**Stated problem**
Please output every line of the material as it stands, without the pictures.

**Data rows**
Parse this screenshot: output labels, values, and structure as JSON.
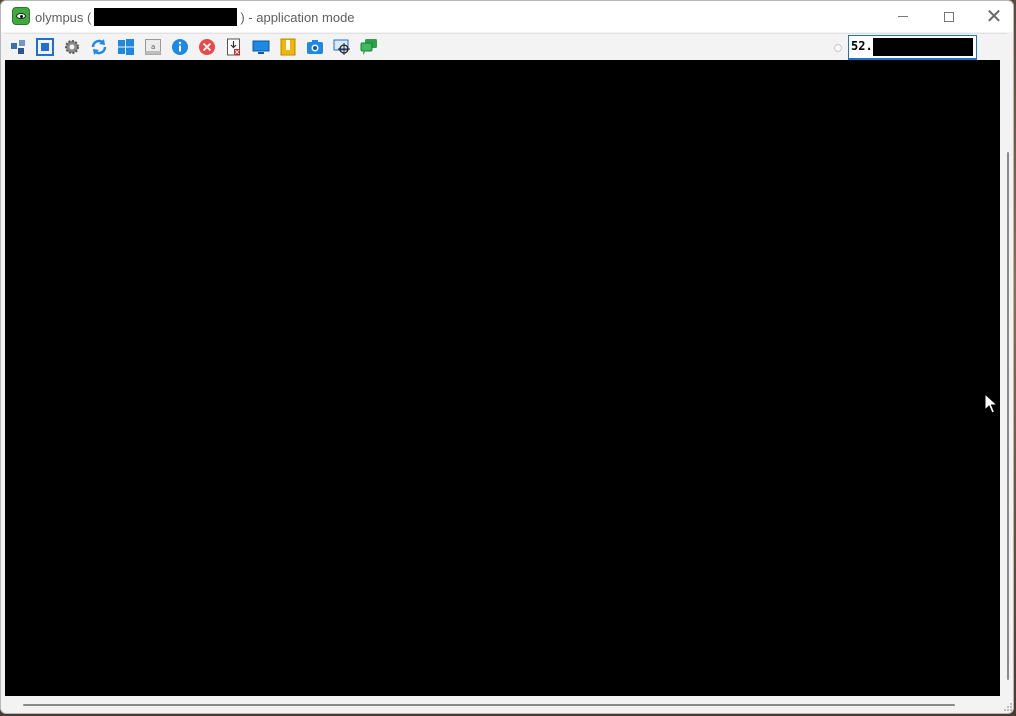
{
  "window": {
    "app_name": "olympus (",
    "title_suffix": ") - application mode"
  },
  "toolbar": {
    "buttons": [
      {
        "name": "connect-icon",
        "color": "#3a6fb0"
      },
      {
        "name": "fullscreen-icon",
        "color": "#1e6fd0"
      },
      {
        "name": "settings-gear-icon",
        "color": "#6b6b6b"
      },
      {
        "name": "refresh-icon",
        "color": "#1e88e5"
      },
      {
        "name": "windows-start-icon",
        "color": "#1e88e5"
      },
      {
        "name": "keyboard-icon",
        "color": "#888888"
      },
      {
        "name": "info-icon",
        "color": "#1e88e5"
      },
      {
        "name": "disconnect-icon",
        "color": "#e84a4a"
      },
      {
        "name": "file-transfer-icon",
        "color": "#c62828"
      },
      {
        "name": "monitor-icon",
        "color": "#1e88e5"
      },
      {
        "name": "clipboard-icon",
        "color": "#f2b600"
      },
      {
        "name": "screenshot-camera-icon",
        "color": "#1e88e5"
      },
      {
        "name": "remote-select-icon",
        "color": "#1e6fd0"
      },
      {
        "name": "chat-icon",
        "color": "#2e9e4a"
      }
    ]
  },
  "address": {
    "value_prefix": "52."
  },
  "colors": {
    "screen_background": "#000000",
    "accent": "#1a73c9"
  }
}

**Expected answer**
Parse this screenshot: output labels, values, and structure as JSON.
{
  "window": {
    "app_name": "olympus (",
    "title_suffix": ") - application mode"
  },
  "toolbar": {
    "buttons": [
      {
        "name": "connect-icon",
        "color": "#3a6fb0"
      },
      {
        "name": "fullscreen-icon",
        "color": "#1e6fd0"
      },
      {
        "name": "settings-gear-icon",
        "color": "#6b6b6b"
      },
      {
        "name": "refresh-icon",
        "color": "#1e88e5"
      },
      {
        "name": "windows-start-icon",
        "color": "#1e88e5"
      },
      {
        "name": "keyboard-icon",
        "color": "#888888"
      },
      {
        "name": "info-icon",
        "color": "#1e88e5"
      },
      {
        "name": "disconnect-icon",
        "color": "#e84a4a"
      },
      {
        "name": "file-transfer-icon",
        "color": "#c62828"
      },
      {
        "name": "monitor-icon",
        "color": "#1e88e5"
      },
      {
        "name": "clipboard-icon",
        "color": "#f2b600"
      },
      {
        "name": "screenshot-camera-icon",
        "color": "#1e88e5"
      },
      {
        "name": "remote-select-icon",
        "color": "#1e6fd0"
      },
      {
        "name": "chat-icon",
        "color": "#2e9e4a"
      }
    ]
  },
  "address": {
    "value_prefix": "52."
  },
  "colors": {
    "screen_background": "#000000",
    "accent": "#1a73c9"
  }
}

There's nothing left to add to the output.